Tally up the lines that include "WAIST" and state that number by itself.

● ● ● ●

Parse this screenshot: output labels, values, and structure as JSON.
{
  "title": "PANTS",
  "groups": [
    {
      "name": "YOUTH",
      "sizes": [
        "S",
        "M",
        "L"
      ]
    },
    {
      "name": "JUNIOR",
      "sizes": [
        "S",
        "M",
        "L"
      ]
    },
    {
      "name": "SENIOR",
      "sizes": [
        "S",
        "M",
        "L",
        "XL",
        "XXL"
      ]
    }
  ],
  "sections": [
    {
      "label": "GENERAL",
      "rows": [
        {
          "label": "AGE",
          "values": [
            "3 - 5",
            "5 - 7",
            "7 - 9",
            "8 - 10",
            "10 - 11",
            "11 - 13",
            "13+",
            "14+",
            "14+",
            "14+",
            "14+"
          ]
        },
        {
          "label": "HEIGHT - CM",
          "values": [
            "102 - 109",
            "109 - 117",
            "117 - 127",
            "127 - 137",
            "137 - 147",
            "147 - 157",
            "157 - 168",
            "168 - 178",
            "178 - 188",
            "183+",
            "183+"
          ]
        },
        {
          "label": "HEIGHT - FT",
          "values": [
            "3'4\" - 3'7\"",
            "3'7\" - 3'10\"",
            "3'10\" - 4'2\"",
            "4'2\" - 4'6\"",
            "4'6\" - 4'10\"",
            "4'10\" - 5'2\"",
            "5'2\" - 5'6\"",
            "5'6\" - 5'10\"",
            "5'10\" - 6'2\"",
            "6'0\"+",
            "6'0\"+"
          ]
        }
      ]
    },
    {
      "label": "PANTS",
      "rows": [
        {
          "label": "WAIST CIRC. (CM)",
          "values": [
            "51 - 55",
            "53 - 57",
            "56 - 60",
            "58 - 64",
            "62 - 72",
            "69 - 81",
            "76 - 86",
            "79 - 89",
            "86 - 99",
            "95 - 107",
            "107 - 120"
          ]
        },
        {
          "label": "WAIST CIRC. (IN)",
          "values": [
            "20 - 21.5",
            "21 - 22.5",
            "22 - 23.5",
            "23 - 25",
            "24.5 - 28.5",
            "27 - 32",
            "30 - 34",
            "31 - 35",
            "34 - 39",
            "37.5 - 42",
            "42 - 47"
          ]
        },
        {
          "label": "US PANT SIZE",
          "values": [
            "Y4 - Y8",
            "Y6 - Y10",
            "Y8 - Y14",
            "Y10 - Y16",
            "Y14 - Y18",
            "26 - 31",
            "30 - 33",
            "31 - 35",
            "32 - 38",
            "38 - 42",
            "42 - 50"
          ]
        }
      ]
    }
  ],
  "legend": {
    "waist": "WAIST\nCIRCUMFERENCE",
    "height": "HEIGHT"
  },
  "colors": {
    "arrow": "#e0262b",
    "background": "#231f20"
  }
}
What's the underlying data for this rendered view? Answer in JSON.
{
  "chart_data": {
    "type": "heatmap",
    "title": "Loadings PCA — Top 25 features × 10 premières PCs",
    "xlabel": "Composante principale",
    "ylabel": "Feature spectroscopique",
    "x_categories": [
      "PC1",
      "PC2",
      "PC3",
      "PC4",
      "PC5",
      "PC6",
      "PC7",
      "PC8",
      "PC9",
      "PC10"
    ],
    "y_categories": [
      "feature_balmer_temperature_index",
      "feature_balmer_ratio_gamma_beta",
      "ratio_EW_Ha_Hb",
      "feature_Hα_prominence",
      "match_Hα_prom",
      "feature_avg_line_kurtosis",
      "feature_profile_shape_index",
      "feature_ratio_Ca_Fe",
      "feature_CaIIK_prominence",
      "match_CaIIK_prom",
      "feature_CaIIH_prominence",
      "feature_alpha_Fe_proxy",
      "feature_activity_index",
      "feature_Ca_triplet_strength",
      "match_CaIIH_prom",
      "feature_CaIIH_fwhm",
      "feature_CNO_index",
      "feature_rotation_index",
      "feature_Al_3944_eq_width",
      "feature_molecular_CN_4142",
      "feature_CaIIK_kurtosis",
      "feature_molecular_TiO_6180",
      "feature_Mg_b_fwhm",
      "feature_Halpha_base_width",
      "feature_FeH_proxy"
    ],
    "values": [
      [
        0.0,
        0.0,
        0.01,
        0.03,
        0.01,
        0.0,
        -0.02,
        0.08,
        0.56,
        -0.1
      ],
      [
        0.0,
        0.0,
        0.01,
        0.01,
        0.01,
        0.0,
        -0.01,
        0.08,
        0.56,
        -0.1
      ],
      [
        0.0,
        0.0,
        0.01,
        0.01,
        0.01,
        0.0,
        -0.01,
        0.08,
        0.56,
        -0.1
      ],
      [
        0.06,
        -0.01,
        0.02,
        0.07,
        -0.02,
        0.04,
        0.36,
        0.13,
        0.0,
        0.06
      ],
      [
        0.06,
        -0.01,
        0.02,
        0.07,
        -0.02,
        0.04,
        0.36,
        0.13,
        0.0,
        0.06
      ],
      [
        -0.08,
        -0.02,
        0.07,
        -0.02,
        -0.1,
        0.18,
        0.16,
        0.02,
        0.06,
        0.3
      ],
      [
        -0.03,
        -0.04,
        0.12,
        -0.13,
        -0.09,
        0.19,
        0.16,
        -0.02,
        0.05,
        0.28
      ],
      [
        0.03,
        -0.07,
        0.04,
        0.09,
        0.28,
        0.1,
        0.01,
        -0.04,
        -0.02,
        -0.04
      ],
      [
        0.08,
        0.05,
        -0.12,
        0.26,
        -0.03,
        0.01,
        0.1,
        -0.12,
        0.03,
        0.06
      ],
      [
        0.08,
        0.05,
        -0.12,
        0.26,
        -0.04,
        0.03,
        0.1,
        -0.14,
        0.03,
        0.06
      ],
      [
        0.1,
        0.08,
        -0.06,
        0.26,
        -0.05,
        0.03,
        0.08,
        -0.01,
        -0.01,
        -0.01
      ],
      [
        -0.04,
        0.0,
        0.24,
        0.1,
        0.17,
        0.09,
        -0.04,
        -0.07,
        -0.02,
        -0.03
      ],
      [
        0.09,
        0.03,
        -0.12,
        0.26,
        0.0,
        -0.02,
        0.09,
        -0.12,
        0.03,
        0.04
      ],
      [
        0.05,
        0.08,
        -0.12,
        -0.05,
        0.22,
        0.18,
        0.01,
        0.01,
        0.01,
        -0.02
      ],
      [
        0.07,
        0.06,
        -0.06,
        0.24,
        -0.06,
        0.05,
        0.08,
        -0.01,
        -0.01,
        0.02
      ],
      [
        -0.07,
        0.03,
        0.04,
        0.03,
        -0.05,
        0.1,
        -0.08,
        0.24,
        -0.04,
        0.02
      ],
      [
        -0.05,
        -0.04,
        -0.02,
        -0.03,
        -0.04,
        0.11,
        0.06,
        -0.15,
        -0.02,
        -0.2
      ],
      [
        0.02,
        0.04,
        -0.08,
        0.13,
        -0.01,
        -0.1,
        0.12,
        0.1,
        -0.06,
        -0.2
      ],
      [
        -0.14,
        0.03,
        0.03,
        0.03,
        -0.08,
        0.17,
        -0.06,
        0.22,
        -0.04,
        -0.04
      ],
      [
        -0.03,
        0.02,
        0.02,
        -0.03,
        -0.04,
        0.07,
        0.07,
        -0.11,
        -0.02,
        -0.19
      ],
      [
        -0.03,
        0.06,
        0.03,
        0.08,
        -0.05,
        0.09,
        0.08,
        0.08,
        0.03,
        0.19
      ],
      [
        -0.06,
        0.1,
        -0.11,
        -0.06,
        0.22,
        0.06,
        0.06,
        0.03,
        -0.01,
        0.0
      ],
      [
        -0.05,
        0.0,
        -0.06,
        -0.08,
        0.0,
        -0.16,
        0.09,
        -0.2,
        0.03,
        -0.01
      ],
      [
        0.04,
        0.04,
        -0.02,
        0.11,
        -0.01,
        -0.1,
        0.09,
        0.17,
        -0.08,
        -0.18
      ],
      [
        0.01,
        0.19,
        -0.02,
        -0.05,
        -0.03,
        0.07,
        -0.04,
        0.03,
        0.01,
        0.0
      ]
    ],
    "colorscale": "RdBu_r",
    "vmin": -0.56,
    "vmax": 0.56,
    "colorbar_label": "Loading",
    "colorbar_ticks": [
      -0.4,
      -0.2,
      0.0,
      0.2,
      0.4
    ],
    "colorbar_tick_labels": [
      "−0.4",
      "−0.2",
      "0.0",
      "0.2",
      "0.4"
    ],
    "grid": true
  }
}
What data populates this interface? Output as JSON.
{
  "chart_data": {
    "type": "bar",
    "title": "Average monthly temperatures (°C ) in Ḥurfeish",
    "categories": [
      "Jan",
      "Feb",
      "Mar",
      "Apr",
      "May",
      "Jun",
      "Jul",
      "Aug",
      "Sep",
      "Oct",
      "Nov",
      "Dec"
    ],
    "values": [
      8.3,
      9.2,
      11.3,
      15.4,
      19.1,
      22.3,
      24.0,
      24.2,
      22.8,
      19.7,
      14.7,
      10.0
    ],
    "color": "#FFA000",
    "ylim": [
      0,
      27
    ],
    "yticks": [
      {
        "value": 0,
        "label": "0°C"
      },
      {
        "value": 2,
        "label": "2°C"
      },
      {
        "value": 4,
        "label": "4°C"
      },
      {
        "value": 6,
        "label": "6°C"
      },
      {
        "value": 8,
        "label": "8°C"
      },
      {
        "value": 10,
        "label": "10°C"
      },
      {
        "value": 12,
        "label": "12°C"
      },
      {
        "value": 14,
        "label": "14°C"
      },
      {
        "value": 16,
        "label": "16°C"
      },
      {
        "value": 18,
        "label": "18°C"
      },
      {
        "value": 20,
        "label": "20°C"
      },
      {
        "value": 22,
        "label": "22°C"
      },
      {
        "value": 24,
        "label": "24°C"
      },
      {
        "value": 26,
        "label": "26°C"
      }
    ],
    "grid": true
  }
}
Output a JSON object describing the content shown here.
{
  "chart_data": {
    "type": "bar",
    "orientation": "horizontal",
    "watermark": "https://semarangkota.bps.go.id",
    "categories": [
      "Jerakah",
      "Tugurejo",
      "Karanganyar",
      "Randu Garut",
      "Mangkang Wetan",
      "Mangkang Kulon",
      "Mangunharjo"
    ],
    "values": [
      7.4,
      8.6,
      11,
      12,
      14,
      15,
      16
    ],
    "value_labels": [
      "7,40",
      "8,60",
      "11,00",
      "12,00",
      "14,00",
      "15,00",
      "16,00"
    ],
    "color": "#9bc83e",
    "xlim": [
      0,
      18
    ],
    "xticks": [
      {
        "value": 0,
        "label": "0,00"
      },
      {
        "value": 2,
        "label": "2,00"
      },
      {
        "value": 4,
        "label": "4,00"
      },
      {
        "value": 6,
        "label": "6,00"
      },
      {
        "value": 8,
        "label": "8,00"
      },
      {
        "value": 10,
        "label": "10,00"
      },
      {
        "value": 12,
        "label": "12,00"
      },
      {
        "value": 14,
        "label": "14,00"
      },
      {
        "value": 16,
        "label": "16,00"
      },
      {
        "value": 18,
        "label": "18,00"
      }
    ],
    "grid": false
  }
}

● ● ● ●

§ **THE RESPONSE**
3